*** Input

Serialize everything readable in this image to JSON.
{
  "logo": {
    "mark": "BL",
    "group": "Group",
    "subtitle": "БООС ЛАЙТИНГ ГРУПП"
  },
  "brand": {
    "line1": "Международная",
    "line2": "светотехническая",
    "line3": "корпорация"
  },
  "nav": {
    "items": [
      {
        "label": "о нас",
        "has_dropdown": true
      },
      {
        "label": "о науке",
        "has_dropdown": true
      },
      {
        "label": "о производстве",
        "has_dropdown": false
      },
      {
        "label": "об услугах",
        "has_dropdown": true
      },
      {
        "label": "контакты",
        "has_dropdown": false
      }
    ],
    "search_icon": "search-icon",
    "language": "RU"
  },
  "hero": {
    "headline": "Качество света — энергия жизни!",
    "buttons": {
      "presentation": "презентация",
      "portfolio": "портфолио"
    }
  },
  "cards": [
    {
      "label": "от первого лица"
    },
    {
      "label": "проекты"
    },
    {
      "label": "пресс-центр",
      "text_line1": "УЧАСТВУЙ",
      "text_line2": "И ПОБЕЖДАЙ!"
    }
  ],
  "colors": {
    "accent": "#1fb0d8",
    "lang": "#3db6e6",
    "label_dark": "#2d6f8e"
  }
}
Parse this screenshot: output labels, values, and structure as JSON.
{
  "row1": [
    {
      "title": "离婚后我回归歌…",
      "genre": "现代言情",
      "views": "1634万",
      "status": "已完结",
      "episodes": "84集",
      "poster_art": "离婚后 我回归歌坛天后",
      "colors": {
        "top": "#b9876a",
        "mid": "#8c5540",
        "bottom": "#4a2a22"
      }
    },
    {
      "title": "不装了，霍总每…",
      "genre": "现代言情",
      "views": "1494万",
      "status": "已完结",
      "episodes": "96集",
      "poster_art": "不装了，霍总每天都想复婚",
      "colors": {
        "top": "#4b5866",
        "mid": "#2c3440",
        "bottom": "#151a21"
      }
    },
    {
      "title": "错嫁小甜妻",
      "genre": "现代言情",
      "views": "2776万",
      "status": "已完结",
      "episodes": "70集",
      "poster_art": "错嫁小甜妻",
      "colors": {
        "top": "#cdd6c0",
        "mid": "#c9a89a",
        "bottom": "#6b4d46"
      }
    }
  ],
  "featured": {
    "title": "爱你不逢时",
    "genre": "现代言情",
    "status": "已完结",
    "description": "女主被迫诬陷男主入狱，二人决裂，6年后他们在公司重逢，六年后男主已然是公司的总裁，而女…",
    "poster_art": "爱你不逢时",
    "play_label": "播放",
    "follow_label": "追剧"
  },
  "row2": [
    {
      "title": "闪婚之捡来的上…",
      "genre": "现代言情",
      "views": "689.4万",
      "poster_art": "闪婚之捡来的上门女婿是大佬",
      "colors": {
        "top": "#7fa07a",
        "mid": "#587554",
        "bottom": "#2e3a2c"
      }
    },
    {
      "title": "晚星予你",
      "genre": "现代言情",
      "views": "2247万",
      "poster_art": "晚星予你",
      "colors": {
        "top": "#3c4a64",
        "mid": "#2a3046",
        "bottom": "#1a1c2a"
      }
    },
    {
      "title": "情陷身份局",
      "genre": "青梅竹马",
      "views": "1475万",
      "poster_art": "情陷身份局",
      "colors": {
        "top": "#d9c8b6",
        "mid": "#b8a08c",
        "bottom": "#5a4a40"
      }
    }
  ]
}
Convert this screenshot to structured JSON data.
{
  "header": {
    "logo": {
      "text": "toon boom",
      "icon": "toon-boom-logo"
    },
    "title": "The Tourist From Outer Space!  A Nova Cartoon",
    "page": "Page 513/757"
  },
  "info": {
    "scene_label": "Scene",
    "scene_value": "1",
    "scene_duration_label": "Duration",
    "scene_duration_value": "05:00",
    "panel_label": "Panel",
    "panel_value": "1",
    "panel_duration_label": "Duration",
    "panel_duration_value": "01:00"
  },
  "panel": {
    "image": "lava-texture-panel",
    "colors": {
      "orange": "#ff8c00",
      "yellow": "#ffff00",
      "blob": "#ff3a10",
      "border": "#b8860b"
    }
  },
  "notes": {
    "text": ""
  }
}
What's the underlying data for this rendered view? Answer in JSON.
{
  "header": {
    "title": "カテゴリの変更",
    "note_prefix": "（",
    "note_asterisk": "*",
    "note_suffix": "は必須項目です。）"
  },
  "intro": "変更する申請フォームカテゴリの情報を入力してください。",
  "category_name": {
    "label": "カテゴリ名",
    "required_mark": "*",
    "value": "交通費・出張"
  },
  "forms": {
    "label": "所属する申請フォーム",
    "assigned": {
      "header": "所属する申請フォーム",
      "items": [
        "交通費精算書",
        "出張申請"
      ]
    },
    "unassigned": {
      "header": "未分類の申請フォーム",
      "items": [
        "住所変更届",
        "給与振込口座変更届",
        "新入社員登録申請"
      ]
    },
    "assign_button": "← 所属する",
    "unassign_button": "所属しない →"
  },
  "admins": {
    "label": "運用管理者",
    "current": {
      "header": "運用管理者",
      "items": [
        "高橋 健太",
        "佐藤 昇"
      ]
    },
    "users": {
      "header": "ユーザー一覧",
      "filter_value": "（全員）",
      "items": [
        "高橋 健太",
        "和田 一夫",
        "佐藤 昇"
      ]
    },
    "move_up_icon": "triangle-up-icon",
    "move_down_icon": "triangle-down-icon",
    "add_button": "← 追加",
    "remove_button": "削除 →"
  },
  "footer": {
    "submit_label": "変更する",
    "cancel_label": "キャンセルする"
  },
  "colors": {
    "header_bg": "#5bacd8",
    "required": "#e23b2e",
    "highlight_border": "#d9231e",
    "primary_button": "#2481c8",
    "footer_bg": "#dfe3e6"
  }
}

******

Exercise directions: Your task is to transcribe the material exactly.

Reply to the task:
Serialize everything readable in this image to JSON.
{
  "logo": {
    "mark": "BL",
    "group": "Group",
    "subtitle": "БООС ЛАЙТИНГ ГРУПП"
  },
  "brand": {
    "line1": "Международная",
    "line2": "светотехническая",
    "line3": "корпорация"
  },
  "nav": {
    "items": [
      {
        "label": "о нас",
        "has_dropdown": true
      },
      {
        "label": "о науке",
        "has_dropdown": true
      },
      {
        "label": "о производстве",
        "has_dropdown": false
      },
      {
        "label": "об услугах",
        "has_dropdown": true
      },
      {
        "label": "контакты",
        "has_dropdown": false
      }
    ],
    "search_icon": "search-icon",
    "language": "RU"
  },
  "hero": {
    "headline": "Качество света — энергия жизни!",
    "buttons": {
      "presentation": "презентация",
      "portfolio": "портфолио"
    }
  },
  "cards": [
    {
      "label": "от первого лица"
    },
    {
      "label": "проекты"
    },
    {
      "label": "пресс-центр",
      "text_line1": "УЧАСТВУЙ",
      "text_line2": "И ПОБЕЖДАЙ!"
    }
  ],
  "colors": {
    "accent": "#1fb0d8",
    "lang": "#3db6e6",
    "label_dark": "#2d6f8e"
  }
}
Parse this screenshot: output labels, values, and structure as JSON.
{
  "row1": [
    {
      "title": "离婚后我回归歌…",
      "genre": "现代言情",
      "views": "1634万",
      "status": "已完结",
      "episodes": "84集",
      "poster_art": "离婚后 我回归歌坛天后",
      "colors": {
        "top": "#b9876a",
        "mid": "#8c5540",
        "bottom": "#4a2a22"
      }
    },
    {
      "title": "不装了，霍总每…",
      "genre": "现代言情",
      "views": "1494万",
      "status": "已完结",
      "episodes": "96集",
      "poster_art": "不装了，霍总每天都想复婚",
      "colors": {
        "top": "#4b5866",
        "mid": "#2c3440",
        "bottom": "#151a21"
      }
    },
    {
      "title": "错嫁小甜妻",
      "genre": "现代言情",
      "views": "2776万",
      "status": "已完结",
      "episodes": "70集",
      "poster_art": "错嫁小甜妻",
      "colors": {
        "top": "#cdd6c0",
        "mid": "#c9a89a",
        "bottom": "#6b4d46"
      }
    }
  ],
  "featured": {
    "title": "爱你不逢时",
    "genre": "现代言情",
    "status": "已完结",
    "description": "女主被迫诬陷男主入狱，二人决裂，6年后他们在公司重逢，六年后男主已然是公司的总裁，而女…",
    "poster_art": "爱你不逢时",
    "play_label": "播放",
    "follow_label": "追剧"
  },
  "row2": [
    {
      "title": "闪婚之捡来的上…",
      "genre": "现代言情",
      "views": "689.4万",
      "poster_art": "闪婚之捡来的上门女婿是大佬",
      "colors": {
        "top": "#7fa07a",
        "mid": "#587554",
        "bottom": "#2e3a2c"
      }
    },
    {
      "title": "晚星予你",
      "genre": "现代言情",
      "views": "2247万",
      "poster_art": "晚星予你",
      "colors": {
        "top": "#3c4a64",
        "mid": "#2a3046",
        "bottom": "#1a1c2a"
      }
    },
    {
      "title": "情陷身份局",
      "genre": "青梅竹马",
      "views": "1475万",
      "poster_art": "情陷身份局",
      "colors": {
        "top": "#d9c8b6",
        "mid": "#b8a08c",
        "bottom": "#5a4a40"
      }
    }
  ]
}
Convert this screenshot to structured JSON data.
{
  "header": {
    "logo": {
      "text": "toon boom",
      "icon": "toon-boom-logo"
    },
    "title": "The Tourist From Outer Space!  A Nova Cartoon",
    "page": "Page 513/757"
  },
  "info": {
    "scene_label": "Scene",
    "scene_value": "1",
    "scene_duration_label": "Duration",
    "scene_duration_value": "05:00",
    "panel_label": "Panel",
    "panel_value": "1",
    "panel_duration_label": "Duration",
    "panel_duration_value": "01:00"
  },
  "panel": {
    "image": "lava-texture-panel",
    "colors": {
      "orange": "#ff8c00",
      "yellow": "#ffff00",
      "blob": "#ff3a10",
      "border": "#b8860b"
    }
  },
  "notes": {
    "text": ""
  }
}
What's the underlying data for this rendered view? Answer in JSON.
{
  "header": {
    "title": "カテゴリの変更",
    "note_prefix": "（",
    "note_asterisk": "*",
    "note_suffix": "は必須項目です。）"
  },
  "intro": "変更する申請フォームカテゴリの情報を入力してください。",
  "category_name": {
    "label": "カテゴリ名",
    "required_mark": "*",
    "value": "交通費・出張"
  },
  "forms": {
    "label": "所属する申請フォーム",
    "assigned": {
      "header": "所属する申請フォーム",
      "items": [
        "交通費精算書",
        "出張申請"
      ]
    },
    "unassigned": {
      "header": "未分類の申請フォーム",
      "items": [
        "住所変更届",
        "給与振込口座変更届",
        "新入社員登録申請"
      ]
    },
    "assign_button": "← 所属する",
    "unassign_button": "所属しない →"
  },
  "admins": {
    "label": "運用管理者",
    "current": {
      "header": "運用管理者",
      "items": [
        "高橋 健太",
        "佐藤 昇"
      ]
    },
    "users": {
      "header": "ユーザー一覧",
      "filter_value": "（全員）",
      "items": [
        "高橋 健太",
        "和田 一夫",
        "佐藤 昇"
      ]
    },
    "move_up_icon": "triangle-up-icon",
    "move_down_icon": "triangle-down-icon",
    "add_button": "← 追加",
    "remove_button": "削除 →"
  },
  "footer": {
    "submit_label": "変更する",
    "cancel_label": "キャンセルする"
  },
  "colors": {
    "header_bg": "#5bacd8",
    "required": "#e23b2e",
    "highlight_border": "#d9231e",
    "primary_button": "#2481c8",
    "footer_bg": "#dfe3e6"
  }
}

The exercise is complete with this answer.